Copy out every line of the records where the string "คลากร" occurs.

Dataset entries:
════
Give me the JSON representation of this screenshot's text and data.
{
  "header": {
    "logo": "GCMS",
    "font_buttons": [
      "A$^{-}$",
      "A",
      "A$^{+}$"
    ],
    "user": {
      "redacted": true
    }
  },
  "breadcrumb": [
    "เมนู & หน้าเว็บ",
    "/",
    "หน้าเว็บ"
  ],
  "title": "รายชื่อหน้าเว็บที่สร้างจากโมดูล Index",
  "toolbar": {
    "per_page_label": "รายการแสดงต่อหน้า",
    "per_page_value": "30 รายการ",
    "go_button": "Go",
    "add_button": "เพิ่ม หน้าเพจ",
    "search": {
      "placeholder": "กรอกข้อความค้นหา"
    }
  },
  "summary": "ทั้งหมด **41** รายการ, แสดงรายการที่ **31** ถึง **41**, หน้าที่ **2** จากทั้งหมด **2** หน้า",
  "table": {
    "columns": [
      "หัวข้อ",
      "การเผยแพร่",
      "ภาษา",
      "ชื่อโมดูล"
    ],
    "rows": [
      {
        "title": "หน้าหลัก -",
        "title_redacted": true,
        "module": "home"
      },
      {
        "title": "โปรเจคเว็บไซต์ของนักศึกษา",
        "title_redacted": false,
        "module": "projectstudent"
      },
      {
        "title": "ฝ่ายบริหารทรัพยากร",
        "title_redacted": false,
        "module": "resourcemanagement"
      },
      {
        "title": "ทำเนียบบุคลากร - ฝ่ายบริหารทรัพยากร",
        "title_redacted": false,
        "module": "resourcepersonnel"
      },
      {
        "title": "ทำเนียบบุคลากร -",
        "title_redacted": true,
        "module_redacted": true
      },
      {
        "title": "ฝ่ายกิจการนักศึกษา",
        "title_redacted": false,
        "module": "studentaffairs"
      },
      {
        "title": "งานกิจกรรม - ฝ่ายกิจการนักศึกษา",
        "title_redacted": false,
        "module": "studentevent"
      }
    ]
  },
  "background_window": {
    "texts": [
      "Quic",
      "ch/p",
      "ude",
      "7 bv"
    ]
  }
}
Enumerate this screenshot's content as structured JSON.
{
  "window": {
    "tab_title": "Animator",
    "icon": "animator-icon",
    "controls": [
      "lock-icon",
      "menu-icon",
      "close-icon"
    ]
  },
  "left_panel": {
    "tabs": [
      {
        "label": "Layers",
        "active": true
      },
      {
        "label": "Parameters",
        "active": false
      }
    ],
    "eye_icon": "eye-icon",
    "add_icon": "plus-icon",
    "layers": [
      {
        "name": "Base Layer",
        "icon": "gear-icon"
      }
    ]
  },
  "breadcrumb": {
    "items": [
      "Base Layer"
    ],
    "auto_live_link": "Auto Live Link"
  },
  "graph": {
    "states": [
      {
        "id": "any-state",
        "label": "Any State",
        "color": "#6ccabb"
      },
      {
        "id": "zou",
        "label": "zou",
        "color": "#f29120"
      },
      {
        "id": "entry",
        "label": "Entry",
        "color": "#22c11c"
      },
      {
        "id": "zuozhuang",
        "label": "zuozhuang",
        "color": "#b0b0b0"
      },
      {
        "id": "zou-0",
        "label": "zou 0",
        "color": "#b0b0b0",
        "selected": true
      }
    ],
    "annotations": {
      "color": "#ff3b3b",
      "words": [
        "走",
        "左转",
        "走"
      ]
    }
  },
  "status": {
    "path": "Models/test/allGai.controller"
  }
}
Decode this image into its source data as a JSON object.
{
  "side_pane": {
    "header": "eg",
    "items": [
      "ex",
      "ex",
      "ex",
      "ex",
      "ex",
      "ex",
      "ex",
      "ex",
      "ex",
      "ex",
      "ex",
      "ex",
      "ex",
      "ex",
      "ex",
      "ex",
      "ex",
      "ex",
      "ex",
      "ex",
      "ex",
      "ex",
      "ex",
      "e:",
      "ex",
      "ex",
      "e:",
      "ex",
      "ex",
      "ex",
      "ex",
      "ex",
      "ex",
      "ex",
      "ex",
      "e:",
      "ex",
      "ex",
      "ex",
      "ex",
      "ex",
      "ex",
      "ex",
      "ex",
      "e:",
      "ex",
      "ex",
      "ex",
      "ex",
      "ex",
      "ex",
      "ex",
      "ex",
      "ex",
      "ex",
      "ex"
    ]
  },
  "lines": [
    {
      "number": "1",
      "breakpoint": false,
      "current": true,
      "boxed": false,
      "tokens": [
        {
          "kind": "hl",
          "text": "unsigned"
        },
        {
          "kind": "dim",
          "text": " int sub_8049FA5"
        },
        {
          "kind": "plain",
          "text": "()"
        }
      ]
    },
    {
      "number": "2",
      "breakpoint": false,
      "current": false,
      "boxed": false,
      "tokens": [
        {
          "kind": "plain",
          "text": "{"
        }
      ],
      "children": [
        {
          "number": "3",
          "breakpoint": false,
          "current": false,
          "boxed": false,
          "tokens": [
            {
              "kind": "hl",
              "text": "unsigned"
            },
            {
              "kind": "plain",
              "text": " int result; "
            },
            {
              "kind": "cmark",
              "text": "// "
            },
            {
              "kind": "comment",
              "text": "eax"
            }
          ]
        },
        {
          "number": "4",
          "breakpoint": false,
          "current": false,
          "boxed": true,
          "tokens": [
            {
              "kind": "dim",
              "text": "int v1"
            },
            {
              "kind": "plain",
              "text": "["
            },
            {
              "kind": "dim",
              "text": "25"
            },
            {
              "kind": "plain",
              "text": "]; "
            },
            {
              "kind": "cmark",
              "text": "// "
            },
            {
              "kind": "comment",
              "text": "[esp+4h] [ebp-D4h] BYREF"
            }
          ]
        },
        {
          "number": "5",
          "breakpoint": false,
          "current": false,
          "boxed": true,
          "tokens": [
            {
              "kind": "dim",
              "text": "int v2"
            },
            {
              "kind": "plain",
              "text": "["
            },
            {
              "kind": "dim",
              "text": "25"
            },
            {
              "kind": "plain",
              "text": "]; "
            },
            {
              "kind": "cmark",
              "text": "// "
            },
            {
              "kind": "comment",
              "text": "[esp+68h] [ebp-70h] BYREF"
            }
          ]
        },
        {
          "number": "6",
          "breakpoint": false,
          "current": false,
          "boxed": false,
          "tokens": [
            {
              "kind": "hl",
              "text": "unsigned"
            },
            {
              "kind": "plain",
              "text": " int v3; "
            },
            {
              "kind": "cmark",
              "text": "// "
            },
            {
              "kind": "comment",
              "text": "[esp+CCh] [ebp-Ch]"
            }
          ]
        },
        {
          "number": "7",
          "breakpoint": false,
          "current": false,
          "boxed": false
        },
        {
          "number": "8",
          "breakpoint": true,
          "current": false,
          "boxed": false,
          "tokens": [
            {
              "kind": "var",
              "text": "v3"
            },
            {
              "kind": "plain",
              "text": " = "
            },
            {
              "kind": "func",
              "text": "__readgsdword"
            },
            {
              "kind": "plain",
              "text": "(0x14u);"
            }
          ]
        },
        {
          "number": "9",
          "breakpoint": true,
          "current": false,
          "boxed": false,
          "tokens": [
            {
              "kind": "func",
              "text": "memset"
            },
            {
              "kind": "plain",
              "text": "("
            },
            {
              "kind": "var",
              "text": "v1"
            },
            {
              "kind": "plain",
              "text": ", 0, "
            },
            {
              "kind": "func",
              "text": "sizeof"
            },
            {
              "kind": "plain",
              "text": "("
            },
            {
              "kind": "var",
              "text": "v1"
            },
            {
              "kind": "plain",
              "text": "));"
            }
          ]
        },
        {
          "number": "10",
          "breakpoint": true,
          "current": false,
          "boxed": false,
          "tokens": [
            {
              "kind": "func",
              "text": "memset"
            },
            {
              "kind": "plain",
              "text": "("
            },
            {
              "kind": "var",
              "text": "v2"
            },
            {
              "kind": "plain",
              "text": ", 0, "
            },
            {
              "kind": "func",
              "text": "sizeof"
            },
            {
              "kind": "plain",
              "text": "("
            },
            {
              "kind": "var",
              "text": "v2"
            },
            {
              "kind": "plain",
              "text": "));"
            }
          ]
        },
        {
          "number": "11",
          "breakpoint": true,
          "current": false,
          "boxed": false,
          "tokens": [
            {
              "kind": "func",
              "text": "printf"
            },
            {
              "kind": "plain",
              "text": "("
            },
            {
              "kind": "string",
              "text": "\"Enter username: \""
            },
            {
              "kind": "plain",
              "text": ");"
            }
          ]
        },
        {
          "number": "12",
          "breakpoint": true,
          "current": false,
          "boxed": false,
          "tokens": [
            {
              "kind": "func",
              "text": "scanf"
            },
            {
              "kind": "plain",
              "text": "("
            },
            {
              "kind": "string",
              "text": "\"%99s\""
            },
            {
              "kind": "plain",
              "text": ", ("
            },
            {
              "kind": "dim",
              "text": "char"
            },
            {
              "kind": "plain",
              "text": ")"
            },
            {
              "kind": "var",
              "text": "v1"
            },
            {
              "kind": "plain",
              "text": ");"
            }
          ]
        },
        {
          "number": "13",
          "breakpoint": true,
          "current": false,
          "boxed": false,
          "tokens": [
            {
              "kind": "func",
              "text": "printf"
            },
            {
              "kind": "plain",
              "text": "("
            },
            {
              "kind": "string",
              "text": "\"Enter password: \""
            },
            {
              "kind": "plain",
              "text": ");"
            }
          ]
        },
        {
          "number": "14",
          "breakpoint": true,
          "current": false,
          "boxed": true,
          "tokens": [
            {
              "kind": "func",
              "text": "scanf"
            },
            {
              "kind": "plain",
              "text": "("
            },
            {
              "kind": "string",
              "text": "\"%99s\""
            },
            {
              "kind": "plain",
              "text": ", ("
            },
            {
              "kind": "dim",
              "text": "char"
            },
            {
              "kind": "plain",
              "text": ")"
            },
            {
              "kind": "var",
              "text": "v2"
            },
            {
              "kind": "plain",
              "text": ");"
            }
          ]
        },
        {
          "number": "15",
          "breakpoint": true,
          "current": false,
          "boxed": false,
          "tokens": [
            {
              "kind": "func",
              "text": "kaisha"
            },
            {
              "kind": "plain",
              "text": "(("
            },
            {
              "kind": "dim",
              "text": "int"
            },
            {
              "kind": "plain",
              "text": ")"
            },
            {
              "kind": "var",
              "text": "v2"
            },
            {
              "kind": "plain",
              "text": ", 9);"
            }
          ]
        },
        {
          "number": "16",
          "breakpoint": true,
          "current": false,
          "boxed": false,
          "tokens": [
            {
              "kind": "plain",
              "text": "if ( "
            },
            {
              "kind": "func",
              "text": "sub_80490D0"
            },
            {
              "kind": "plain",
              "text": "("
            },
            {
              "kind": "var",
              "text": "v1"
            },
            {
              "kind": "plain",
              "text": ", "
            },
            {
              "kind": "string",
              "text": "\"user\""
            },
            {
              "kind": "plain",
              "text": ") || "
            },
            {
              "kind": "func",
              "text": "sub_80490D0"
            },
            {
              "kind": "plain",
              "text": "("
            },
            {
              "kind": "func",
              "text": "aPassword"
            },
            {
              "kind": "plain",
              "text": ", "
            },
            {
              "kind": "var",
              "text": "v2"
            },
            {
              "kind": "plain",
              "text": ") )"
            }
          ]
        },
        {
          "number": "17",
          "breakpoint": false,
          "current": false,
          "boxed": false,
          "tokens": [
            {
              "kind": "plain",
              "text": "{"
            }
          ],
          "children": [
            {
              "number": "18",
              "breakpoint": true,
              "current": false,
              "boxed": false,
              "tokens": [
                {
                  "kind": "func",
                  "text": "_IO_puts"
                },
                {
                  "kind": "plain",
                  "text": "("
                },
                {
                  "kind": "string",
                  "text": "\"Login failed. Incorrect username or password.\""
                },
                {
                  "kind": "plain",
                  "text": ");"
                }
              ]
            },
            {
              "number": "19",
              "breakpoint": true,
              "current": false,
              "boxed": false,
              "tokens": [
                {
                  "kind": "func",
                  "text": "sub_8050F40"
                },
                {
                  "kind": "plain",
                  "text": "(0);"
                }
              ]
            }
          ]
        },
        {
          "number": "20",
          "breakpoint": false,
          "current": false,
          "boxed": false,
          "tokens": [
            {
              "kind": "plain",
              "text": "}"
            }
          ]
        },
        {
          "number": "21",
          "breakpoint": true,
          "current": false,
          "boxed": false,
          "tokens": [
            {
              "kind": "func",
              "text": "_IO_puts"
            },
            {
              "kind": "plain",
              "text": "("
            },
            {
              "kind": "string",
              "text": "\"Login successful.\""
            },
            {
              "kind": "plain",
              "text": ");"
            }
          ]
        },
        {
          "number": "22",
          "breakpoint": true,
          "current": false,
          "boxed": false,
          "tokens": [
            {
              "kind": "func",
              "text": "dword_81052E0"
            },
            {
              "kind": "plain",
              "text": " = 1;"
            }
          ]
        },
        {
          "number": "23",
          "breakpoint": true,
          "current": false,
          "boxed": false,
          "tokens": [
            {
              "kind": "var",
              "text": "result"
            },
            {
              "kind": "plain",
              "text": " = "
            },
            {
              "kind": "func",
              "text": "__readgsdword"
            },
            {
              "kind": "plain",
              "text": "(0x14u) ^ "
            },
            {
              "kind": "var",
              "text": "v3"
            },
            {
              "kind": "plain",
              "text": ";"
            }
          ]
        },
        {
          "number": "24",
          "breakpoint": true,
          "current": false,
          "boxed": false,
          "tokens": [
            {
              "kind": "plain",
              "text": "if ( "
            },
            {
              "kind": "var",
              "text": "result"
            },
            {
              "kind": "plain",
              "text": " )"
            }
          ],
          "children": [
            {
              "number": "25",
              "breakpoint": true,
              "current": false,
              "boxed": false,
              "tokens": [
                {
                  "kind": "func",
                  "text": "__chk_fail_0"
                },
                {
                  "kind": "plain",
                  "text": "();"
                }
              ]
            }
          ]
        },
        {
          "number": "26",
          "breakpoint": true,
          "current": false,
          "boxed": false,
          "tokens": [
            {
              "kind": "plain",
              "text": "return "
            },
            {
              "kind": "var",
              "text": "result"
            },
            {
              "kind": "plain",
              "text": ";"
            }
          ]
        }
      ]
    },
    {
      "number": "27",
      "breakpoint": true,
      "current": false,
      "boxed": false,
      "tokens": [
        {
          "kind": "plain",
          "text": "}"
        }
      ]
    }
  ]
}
════
Result of this exercise:
        "title": "ทำเนียบบุคลากร - ฝ่ายบริหารทรัพยากร",
        "title": "ทำเนียบบุคลากร -",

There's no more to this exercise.